┌─ Dataset excerpts

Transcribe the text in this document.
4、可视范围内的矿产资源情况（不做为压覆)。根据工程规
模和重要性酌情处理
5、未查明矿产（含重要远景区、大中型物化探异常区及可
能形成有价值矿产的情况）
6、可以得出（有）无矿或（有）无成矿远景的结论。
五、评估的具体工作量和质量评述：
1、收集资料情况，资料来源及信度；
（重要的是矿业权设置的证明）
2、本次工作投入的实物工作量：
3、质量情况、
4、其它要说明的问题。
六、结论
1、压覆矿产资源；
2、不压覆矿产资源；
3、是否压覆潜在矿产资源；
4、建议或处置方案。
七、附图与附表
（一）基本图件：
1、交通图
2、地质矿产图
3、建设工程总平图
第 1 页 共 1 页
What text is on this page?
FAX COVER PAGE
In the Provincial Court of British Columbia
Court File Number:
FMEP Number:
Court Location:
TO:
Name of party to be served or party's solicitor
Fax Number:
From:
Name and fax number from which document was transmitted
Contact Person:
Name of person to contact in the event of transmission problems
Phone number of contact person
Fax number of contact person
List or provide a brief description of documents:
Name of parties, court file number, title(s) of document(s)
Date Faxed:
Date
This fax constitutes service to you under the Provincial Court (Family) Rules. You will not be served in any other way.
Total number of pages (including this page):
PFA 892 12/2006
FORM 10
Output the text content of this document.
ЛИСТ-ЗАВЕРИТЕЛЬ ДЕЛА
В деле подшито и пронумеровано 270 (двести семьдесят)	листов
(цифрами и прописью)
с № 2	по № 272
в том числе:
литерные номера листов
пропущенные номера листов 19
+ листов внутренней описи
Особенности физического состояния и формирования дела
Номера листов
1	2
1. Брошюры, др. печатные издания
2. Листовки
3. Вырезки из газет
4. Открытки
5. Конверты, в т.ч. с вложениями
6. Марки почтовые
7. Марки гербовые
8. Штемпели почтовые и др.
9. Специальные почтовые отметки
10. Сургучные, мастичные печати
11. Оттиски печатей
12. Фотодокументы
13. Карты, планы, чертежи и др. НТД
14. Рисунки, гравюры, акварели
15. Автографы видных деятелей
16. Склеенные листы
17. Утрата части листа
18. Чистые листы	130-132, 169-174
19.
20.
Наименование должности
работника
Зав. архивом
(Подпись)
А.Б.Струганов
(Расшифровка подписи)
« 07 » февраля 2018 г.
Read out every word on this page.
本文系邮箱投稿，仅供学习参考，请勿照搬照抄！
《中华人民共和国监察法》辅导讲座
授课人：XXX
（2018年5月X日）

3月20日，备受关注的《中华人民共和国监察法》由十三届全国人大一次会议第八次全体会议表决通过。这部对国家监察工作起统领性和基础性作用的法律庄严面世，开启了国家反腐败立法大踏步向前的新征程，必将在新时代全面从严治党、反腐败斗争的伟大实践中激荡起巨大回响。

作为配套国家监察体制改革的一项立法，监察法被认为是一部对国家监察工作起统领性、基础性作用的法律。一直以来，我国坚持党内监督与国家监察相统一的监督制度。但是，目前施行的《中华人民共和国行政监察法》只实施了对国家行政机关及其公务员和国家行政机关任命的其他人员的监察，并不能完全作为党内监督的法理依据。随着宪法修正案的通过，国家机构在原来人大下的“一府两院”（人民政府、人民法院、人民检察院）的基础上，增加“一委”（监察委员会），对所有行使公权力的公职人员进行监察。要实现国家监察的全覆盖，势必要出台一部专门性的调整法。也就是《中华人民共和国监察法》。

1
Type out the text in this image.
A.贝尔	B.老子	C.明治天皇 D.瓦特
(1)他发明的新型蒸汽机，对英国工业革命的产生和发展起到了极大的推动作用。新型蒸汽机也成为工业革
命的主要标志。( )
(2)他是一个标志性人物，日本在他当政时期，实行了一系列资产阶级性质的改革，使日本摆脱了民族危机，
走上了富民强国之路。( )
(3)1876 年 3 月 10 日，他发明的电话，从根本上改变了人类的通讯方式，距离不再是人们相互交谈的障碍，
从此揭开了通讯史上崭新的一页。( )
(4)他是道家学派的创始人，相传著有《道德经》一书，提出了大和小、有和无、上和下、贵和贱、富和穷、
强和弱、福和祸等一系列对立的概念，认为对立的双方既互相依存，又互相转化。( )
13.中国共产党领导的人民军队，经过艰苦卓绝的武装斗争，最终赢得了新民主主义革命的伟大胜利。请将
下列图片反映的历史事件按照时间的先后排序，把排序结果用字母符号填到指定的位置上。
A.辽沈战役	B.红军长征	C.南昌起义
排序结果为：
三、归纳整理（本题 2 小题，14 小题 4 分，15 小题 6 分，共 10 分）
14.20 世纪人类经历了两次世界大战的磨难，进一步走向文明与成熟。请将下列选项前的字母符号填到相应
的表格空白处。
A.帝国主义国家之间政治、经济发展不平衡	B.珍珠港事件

└─

» **What you have to do**: Copy out the whole listing exactly.

» **Completed task**:
Transcribe the text in this document.
4、可视范围内的矿产资源情况（不做为压覆)。根据工程规
模和重要性酌情处理
5、未查明矿产（含重要远景区、大中型物化探异常区及可
能形成有价值矿产的情况）
6、可以得出（有）无矿或（有）无成矿远景的结论。
五、评估的具体工作量和质量评述：
1、收集资料情况，资料来源及信度；
（重要的是矿业权设置的证明）
2、本次工作投入的实物工作量：
3、质量情况、
4、其它要说明的问题。
六、结论
1、压覆矿产资源；
2、不压覆矿产资源；
3、是否压覆潜在矿产资源；
4、建议或处置方案。
七、附图与附表
（一）基本图件：
1、交通图
2、地质矿产图
3、建设工程总平图
第 1 页 共 1 页
What text is on this page?
FAX COVER PAGE
In the Provincial Court of British Columbia
Court File Number:
FMEP Number:
Court Location:
TO:
Name of party to be served or party's solicitor
Fax Number:
From:
Name and fax number from which document was transmitted
Contact Person:
Name of person to contact in the event of transmission problems
Phone number of contact person
Fax number of contact person
List or provide a brief description of documents:
Name of parties, court file number, title(s) of document(s)
Date Faxed:
Date
This fax constitutes service to you under the Provincial Court (Family) Rules. You will not be served in any other way.
Total number of pages (including this page):
PFA 892 12/2006
FORM 10
Output the text content of this document.
ЛИСТ-ЗАВЕРИТЕЛЬ ДЕЛА
В деле подшито и пронумеровано 270 (двести семьдесят)	листов
(цифрами и прописью)
с № 2	по № 272
в том числе:
литерные номера листов
пропущенные номера листов 19
+ листов внутренней описи
Особенности физического состояния и формирования дела
Номера листов
1	2
1. Брошюры, др. печатные издания
2. Листовки
3. Вырезки из газет
4. Открытки
5. Конверты, в т.ч. с вложениями
6. Марки почтовые
7. Марки гербовые
8. Штемпели почтовые и др.
9. Специальные почтовые отметки
10. Сургучные, мастичные печати
11. Оттиски печатей
12. Фотодокументы
13. Карты, планы, чертежи и др. НТД
14. Рисунки, гравюры, акварели
15. Автографы видных деятелей
16. Склеенные листы
17. Утрата части листа
18. Чистые листы	130-132, 169-174
19.
20.
Наименование должности
работника
Зав. архивом
(Подпись)
А.Б.Струганов
(Расшифровка подписи)
« 07 » февраля 2018 г.
Read out every word on this page.
本文系邮箱投稿，仅供学习参考，请勿照搬照抄！
《中华人民共和国监察法》辅导讲座
授课人：XXX
（2018年5月X日）

3月20日，备受关注的《中华人民共和国监察法》由十三届全国人大一次会议第八次全体会议表决通过。这部对国家监察工作起统领性和基础性作用的法律庄严面世，开启了国家反腐败立法大踏步向前的新征程，必将在新时代全面从严治党、反腐败斗争的伟大实践中激荡起巨大回响。

作为配套国家监察体制改革的一项立法，监察法被认为是一部对国家监察工作起统领性、基础性作用的法律。一直以来，我国坚持党内监督与国家监察相统一的监督制度。但是，目前施行的《中华人民共和国行政监察法》只实施了对国家行政机关及其公务员和国家行政机关任命的其他人员的监察，并不能完全作为党内监督的法理依据。随着宪法修正案的通过，国家机构在原来人大下的“一府两院”（人民政府、人民法院、人民检察院）的基础上，增加“一委”（监察委员会），对所有行使公权力的公职人员进行监察。要实现国家监察的全覆盖，势必要出台一部专门性的调整法。也就是《中华人民共和国监察法》。

1
Type out the text in this image.
A.贝尔	B.老子	C.明治天皇 D.瓦特
(1)他发明的新型蒸汽机，对英国工业革命的产生和发展起到了极大的推动作用。新型蒸汽机也成为工业革
命的主要标志。( )
(2)他是一个标志性人物，日本在他当政时期，实行了一系列资产阶级性质的改革，使日本摆脱了民族危机，
走上了富民强国之路。( )
(3)1876 年 3 月 10 日，他发明的电话，从根本上改变了人类的通讯方式，距离不再是人们相互交谈的障碍，
从此揭开了通讯史上崭新的一页。( )
(4)他是道家学派的创始人，相传著有《道德经》一书，提出了大和小、有和无、上和下、贵和贱、富和穷、
强和弱、福和祸等一系列对立的概念，认为对立的双方既互相依存，又互相转化。( )
13.中国共产党领导的人民军队，经过艰苦卓绝的武装斗争，最终赢得了新民主主义革命的伟大胜利。请将
下列图片反映的历史事件按照时间的先后排序，把排序结果用字母符号填到指定的位置上。
A.辽沈战役	B.红军长征	C.南昌起义
排序结果为：
三、归纳整理（本题 2 小题，14 小题 4 分，15 小题 6 分，共 10 分）
14.20 世纪人类经历了两次世界大战的磨难，进一步走向文明与成熟。请将下列选项前的字母符号填到相应
的表格空白处。
A.帝国主义国家之间政治、经济发展不平衡	B.珍珠港事件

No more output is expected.